Short task A: In the Bermondsey area guide, how long is the walk from Newspaper House to Southwark and Borough stations?

Excerpt:
________________________________________
Guide type: Area Guide
30th August 2016
Bordered by Wapping in the north, Rotherhithe in the east, Peckham in the south and Southwark in the west, Bermondsey’s distinctive character is observed in awe by all those who visit, and celebrated by locals who came to the area looking for the perfect blend of maritime and urban living.
The last 20 years has seen huge transformations for this London Borough of Southwark district. Walking down its packed streets, with Bermondsey Street’s plethora of foodie havens, chic cafes and inviting bars – not to mention the famous food and antiques markets, and independent galleries on its doorstep – it’s hard to believe that this plentiful pocket had once been considered derelict and past its sell-by-date.
Today it attracts a number of young city professionals looking for a vibrant location boasting a quaint village-like appeal and convenience to the centre of London; one moment you could be sipping a coffee in one of the oldest parts of London and the next you could be crossing the bridge into a concrete maze of bright lights and bustling streets.
Bermondsey is a fantasy land for anyone who loves a characterful conversion property. The area is dotted with former dockside factories and industrial warehouses, many of which stood dormant since the 1960s following the demise of Docklands trade, but have since been restored and converted into residential dwellings and commercial premises – some of which now include the most highly sought-after properties in the capital.
Having always had a keen-eye for areas with potential, Galliard Homes is proud to have a number of developments in the area within its vast property portfolio. A number of landmark schemes were introduced from the 1990s such as Spice Quay Heights, Tea Trade Wharf and Royal Oak Yard. Galliard even re-built an entire Victorian terraced street in Marcia Road, contributing to Bermondsey’s revival as a hotspot for cosmopolitan living.
Completed in 2015, Newspaper House is Galliard’s latest SE1 development, located next door to London’s home of the artistic, South Bank. Designed by Acorn Property Group’s visionary architects, this development is visually striking both inside and out. Comprised of five contemporary two bedroom apartments and four outstanding three bedroom duplexes, residents can enjoy a spacious and highly-stylish environment to relax and revel in. Key features include access to a private balcony and designer kitchens by Liecht, plus for utmost convenience Southwark and Borough stations are both equidistant from the development, taking just seven minutes’ walk.
Part of Galliard’s Platinum Collection, Wapping Riverside is a luxurious warehouse conversion situated in a Grade II conservation area, boasting loft-style features such as exposed brick feature walls, with premier specifications such as fully-equipped kitchens fitted with Smeg integrated appliances adding contemporary chic and urbanity to this truly unique development. Each apartment boasts access to a private balcony or terrace, offering mesmerizing views of the River Thames. This superb selection of 37 one to three bedroom apartments sits adjacent to Wapping Overground station, providing fast services to destinations in and around the City including Hoxton and Shoreditch High Street.
________________________________________
Short task B: Copy the rows word for word, from their very first line through the line that contains "164, 925, 335]".
________________________________________
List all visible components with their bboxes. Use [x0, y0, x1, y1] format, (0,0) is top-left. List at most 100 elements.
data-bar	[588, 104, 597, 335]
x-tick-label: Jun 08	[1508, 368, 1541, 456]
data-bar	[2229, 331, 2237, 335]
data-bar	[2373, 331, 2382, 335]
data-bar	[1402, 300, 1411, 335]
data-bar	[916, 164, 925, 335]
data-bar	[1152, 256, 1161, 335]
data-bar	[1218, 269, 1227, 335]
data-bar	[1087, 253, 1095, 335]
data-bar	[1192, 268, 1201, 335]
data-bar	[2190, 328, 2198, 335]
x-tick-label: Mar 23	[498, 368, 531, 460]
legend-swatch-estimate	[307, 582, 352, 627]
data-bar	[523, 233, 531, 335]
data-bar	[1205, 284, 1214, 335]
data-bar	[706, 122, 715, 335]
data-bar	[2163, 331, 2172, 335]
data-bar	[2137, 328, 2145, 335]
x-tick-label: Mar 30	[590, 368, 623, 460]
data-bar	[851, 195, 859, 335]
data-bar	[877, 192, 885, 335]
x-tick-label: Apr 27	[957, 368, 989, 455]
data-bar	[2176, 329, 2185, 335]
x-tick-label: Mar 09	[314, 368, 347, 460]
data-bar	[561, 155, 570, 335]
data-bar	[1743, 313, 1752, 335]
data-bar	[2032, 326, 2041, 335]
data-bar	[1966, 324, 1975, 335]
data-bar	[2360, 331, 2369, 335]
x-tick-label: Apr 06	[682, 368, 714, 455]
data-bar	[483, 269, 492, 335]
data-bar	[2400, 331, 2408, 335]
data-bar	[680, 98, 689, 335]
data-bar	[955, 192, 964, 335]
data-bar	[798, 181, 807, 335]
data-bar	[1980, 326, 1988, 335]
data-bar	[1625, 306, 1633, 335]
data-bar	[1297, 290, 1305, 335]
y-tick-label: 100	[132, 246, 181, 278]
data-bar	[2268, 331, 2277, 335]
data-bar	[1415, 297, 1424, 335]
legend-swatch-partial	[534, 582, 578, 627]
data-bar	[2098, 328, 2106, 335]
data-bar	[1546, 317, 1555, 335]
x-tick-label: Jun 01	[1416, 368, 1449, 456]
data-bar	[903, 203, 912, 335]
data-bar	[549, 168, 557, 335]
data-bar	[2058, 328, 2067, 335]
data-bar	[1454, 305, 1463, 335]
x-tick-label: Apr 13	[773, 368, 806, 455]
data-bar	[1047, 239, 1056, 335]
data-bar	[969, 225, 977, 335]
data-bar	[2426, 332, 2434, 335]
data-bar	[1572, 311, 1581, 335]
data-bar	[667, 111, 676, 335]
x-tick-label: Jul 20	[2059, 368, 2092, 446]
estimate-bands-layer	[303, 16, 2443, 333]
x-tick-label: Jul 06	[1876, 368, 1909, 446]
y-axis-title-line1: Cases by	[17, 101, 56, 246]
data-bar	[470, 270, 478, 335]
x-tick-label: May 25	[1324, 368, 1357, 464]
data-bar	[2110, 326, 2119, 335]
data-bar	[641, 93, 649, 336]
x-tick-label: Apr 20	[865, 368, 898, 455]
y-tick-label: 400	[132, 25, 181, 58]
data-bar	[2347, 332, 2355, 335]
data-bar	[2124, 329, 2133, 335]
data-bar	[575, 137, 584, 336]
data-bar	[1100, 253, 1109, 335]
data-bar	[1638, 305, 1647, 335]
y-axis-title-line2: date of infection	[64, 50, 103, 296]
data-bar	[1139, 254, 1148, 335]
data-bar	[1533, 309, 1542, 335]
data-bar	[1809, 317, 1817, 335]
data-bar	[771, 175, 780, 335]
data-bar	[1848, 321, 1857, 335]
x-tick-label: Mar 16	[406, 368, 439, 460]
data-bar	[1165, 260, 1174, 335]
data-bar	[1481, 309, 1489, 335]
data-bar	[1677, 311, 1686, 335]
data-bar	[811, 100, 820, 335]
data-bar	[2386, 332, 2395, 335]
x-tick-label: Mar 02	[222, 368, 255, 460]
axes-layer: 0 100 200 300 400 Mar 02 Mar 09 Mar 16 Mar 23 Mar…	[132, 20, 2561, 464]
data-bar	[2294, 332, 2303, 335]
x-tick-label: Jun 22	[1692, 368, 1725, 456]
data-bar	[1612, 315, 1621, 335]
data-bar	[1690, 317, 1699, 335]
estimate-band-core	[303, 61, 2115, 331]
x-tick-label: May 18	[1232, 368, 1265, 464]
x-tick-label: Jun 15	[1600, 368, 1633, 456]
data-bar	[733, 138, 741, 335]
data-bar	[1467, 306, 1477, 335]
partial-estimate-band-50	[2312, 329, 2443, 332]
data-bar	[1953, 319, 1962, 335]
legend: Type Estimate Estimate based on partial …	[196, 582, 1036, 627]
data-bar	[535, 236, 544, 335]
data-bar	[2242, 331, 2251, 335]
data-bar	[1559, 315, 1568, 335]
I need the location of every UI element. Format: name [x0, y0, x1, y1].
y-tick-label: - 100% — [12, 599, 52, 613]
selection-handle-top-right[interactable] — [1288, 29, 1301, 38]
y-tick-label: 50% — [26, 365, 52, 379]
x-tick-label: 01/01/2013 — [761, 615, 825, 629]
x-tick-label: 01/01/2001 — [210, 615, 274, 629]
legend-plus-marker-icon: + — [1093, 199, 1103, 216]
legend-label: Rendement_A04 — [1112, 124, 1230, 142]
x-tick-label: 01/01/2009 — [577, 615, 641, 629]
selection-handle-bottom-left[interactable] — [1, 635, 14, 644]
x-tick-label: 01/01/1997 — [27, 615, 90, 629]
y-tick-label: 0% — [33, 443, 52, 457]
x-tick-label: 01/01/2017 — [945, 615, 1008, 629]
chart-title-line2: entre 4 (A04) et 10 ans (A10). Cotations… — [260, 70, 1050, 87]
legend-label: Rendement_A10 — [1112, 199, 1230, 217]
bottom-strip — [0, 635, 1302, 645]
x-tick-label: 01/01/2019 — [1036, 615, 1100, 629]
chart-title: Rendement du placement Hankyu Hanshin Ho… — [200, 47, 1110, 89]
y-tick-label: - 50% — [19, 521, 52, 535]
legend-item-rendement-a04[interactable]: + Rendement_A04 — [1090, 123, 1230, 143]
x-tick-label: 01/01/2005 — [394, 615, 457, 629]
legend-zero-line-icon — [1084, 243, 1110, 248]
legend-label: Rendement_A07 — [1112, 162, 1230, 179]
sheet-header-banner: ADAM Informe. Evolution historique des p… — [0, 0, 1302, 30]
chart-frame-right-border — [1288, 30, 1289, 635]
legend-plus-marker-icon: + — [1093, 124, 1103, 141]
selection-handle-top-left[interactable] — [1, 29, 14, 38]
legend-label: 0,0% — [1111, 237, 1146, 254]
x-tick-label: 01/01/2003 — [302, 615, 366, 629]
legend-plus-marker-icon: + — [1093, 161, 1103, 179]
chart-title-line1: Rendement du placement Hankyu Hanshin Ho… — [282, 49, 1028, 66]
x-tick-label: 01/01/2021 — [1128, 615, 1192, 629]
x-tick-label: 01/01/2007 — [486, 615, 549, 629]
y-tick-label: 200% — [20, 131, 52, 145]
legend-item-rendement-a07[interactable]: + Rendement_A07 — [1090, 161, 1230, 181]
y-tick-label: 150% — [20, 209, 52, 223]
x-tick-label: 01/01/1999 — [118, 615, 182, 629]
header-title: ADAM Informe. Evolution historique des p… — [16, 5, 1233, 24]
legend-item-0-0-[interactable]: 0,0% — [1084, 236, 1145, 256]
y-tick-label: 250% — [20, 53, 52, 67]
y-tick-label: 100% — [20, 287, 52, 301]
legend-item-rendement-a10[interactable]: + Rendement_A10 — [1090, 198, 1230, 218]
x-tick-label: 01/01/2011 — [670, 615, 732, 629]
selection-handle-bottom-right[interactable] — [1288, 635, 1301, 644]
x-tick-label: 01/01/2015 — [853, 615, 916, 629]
________________________________________
Final result A: Seven minutes.

Final result B:
List all visible components with their bboxes. Use [x0, y0, x1, y1] format, (0,0) is top-left. List at most 100 elements.
data-bar	[588, 104, 597, 335]
x-tick-label: Jun 08	[1508, 368, 1541, 456]
data-bar	[2229, 331, 2237, 335]
data-bar	[2373, 331, 2382, 335]
data-bar	[1402, 300, 1411, 335]
data-bar	[916, 164, 925, 335]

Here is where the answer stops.